Given data –

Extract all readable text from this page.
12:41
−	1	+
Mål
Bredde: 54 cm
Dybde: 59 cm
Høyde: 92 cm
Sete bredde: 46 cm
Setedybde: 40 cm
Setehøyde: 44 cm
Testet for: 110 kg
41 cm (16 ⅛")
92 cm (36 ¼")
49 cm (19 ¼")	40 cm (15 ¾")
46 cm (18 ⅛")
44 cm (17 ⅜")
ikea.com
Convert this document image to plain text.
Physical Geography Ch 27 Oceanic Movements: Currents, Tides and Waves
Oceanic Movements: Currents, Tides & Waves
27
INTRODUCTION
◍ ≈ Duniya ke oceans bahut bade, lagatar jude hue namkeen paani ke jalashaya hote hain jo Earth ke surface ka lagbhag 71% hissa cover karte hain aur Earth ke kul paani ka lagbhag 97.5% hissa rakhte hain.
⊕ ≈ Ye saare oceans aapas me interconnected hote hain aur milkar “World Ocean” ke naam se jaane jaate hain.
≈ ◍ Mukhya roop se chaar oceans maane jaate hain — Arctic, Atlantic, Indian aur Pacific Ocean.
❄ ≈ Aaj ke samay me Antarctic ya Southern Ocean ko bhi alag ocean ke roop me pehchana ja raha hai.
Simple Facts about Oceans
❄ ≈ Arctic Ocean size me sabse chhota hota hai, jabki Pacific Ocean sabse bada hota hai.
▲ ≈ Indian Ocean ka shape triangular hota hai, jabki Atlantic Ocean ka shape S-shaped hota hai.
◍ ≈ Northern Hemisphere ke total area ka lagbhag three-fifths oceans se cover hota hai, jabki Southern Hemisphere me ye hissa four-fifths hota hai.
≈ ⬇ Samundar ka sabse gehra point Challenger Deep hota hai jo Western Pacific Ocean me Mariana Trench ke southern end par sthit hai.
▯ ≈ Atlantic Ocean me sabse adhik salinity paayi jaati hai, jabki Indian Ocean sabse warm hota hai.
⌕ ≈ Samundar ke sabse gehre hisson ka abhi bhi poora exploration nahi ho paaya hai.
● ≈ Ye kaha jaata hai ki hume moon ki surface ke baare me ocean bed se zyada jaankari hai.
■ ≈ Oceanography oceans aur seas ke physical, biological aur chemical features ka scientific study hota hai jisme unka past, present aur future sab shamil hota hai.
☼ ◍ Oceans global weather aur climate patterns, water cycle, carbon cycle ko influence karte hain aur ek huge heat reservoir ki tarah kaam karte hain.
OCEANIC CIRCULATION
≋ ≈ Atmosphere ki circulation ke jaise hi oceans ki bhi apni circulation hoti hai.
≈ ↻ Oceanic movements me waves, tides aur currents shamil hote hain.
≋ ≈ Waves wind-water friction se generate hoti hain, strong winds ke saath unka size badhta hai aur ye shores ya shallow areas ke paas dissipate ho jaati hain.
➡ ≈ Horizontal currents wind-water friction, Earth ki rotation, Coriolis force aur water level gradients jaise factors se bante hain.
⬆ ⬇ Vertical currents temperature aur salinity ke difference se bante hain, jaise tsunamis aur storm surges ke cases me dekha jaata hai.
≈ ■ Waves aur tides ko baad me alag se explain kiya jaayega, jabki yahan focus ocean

Task instructions – Type out all of the material again, word for word.

Problem solution –
Extract all readable text from this page.
12:41
−	1	+
Mål
Bredde: 54 cm
Dybde: 59 cm
Høyde: 92 cm
Sete bredde: 46 cm
Setedybde: 40 cm
Setehøyde: 44 cm
Testet for: 110 kg
41 cm (16 ⅛")
92 cm (36 ¼")
49 cm (19 ¼")	40 cm (15 ¾")
46 cm (18 ⅛")
44 cm (17 ⅜")
ikea.com
Convert this document image to plain text.
Physical Geography Ch 27 Oceanic Movements: Currents, Tides and Waves
Oceanic Movements: Currents, Tides & Waves
27
INTRODUCTION
◍ ≈ Duniya ke oceans bahut bade, lagatar jude hue namkeen paani ke jalashaya hote hain jo Earth ke surface ka lagbhag 71% hissa cover karte hain aur Earth ke kul paani ka lagbhag 97.5% hissa rakhte hain.
⊕ ≈ Ye saare oceans aapas me interconnected hote hain aur milkar “World Ocean” ke naam se jaane jaate hain.
≈ ◍ Mukhya roop se chaar oceans maane jaate hain — Arctic, Atlantic, Indian aur Pacific Ocean.
❄ ≈ Aaj ke samay me Antarctic ya Southern Ocean ko bhi alag ocean ke roop me pehchana ja raha hai.
Simple Facts about Oceans
❄ ≈ Arctic Ocean size me sabse chhota hota hai, jabki Pacific Ocean sabse bada hota hai.
▲ ≈ Indian Ocean ka shape triangular hota hai, jabki Atlantic Ocean ka shape S-shaped hota hai.
◍ ≈ Northern Hemisphere ke total area ka lagbhag three-fifths oceans se cover hota hai, jabki Southern Hemisphere me ye hissa four-fifths hota hai.
≈ ⬇ Samundar ka sabse gehra point Challenger Deep hota hai jo Western Pacific Ocean me Mariana Trench ke southern end par sthit hai.
▯ ≈ Atlantic Ocean me sabse adhik salinity paayi jaati hai, jabki Indian Ocean sabse warm hota hai.
⌕ ≈ Samundar ke sabse gehre hisson ka abhi bhi poora exploration nahi ho paaya hai.
● ≈ Ye kaha jaata hai ki hume moon ki surface ke baare me ocean bed se zyada jaankari hai.
■ ≈ Oceanography oceans aur seas ke physical, biological aur chemical features ka scientific study hota hai jisme unka past, present aur future sab shamil hota hai.
☼ ◍ Oceans global weather aur climate patterns, water cycle, carbon cycle ko influence karte hain aur ek huge heat reservoir ki tarah kaam karte hain.
OCEANIC CIRCULATION
≋ ≈ Atmosphere ki circulation ke jaise hi oceans ki bhi apni circulation hoti hai.
≈ ↻ Oceanic movements me waves, tides aur currents shamil hote hain.
≋ ≈ Waves wind-water friction se generate hoti hain, strong winds ke saath unka size badhta hai aur ye shores ya shallow areas ke paas dissipate ho jaati hain.
➡ ≈ Horizontal currents wind-water friction, Earth ki rotation, Coriolis force aur water level gradients jaise factors se bante hain.
⬆ ⬇ Vertical currents temperature aur salinity ke difference se bante hain, jaise tsunamis aur storm surges ke cases me dekha jaata hai.
≈ ■ Waves aur tides ko baad me alag se explain kiya jaayega, jabki yahan focus ocean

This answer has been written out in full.